Given data:

++++++++++++++++++++

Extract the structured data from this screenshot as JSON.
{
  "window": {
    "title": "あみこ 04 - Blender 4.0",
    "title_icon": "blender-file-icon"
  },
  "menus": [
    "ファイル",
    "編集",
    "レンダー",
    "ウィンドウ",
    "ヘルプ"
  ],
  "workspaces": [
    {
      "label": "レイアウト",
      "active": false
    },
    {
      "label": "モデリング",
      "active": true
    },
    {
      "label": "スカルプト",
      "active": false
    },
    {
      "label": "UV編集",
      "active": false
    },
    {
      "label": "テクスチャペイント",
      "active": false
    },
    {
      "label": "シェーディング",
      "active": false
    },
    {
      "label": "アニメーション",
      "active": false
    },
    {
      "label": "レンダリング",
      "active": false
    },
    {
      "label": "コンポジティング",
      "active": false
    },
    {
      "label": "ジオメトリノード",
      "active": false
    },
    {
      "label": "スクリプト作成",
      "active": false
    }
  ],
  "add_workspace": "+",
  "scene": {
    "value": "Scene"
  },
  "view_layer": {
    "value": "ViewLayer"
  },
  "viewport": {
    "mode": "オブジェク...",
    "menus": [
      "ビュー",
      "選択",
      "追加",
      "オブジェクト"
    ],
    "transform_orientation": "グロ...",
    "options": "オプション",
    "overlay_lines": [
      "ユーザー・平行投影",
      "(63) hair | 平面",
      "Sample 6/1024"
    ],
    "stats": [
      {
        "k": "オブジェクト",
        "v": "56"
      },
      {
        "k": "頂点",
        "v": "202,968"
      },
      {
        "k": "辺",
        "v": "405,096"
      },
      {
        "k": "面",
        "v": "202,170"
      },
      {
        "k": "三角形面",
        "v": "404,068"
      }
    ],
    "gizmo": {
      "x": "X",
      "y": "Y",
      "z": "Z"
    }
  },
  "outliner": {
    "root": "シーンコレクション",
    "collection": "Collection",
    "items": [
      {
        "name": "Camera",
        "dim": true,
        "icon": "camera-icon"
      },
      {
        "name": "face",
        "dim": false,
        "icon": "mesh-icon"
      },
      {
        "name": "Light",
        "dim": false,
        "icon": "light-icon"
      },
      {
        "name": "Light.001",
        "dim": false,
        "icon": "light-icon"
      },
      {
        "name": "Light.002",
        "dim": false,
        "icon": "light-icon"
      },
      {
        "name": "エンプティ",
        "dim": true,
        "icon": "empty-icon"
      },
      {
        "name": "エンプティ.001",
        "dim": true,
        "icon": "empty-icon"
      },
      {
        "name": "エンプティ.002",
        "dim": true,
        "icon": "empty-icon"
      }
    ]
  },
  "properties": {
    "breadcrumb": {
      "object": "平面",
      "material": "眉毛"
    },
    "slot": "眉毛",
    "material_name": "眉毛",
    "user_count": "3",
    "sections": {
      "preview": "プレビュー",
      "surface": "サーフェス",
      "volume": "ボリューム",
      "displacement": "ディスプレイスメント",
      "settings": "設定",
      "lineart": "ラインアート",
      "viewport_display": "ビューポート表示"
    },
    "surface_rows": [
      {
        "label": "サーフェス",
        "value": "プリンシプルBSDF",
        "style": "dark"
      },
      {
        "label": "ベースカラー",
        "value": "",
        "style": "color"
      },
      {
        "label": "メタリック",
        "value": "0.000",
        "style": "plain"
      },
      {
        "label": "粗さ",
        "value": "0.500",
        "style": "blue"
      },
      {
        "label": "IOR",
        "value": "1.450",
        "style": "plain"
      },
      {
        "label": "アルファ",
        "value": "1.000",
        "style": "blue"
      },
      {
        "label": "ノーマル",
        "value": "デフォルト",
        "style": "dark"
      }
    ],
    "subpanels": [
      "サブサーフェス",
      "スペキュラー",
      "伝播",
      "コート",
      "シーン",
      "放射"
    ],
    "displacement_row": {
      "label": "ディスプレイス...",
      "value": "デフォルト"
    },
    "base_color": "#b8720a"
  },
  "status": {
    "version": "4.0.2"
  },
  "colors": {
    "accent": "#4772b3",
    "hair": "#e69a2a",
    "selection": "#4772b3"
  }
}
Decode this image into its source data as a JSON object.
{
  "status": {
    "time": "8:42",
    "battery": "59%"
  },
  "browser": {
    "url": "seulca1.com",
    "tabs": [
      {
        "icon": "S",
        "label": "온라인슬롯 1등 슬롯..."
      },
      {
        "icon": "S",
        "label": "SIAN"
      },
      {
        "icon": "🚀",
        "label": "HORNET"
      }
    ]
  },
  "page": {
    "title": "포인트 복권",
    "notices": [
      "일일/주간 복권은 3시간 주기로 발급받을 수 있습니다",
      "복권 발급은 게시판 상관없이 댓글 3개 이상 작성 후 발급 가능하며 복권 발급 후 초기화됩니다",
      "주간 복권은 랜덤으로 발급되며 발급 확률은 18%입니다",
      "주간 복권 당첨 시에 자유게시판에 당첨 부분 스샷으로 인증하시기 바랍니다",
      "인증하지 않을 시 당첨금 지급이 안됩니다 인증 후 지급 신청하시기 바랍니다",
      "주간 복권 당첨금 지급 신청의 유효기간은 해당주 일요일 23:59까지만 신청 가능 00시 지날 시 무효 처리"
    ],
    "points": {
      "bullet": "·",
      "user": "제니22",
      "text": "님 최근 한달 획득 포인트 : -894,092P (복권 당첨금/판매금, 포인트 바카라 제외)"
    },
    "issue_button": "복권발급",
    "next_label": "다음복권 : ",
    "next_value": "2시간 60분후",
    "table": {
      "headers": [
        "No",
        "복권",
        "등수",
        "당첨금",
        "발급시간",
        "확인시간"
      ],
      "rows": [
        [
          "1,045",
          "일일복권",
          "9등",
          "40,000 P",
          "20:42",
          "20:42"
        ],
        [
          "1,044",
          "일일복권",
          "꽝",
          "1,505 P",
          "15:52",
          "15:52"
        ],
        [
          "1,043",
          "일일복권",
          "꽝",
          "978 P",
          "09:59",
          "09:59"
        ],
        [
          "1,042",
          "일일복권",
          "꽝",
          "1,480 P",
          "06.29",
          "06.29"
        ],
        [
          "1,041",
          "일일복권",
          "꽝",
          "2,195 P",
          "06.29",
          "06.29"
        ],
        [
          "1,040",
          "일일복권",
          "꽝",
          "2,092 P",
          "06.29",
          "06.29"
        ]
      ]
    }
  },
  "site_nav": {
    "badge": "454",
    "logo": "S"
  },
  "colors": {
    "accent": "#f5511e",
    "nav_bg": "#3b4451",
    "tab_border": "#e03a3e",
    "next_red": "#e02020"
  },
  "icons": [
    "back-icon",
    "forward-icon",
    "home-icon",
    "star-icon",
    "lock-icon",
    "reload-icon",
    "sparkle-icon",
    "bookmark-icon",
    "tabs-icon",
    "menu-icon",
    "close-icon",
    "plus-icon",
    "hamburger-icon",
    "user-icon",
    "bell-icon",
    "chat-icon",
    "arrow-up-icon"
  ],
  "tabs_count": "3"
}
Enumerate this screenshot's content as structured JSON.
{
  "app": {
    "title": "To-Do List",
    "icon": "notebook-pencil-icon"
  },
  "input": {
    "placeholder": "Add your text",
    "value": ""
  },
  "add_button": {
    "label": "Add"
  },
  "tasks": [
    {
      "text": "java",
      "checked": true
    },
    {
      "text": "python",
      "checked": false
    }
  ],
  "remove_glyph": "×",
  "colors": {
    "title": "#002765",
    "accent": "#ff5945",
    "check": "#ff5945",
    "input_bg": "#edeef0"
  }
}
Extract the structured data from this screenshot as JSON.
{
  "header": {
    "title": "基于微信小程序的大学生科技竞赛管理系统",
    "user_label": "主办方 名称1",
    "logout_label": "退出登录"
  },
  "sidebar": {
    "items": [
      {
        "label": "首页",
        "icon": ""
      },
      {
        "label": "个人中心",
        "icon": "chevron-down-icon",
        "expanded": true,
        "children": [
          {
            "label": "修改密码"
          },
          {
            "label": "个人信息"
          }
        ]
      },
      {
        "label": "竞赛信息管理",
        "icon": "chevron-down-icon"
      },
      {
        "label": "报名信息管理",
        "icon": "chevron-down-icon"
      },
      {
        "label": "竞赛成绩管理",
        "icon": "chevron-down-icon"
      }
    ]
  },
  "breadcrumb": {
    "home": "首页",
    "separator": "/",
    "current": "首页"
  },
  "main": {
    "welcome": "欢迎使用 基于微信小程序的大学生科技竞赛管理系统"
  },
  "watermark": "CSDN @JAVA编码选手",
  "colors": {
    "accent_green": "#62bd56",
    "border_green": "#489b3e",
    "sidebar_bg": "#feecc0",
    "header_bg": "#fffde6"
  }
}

++++++++++++++++++++

Directions for this task:
Make a list of all lines in the data that contain "text".

The answer:
      "text": "님 최근 한달 획득 포인트 : -894,092P (복권 당첨금/판매금, 포인트 바카라 제외)"
    "placeholder": "Add your text",
      "text": "java",
      "text": "python",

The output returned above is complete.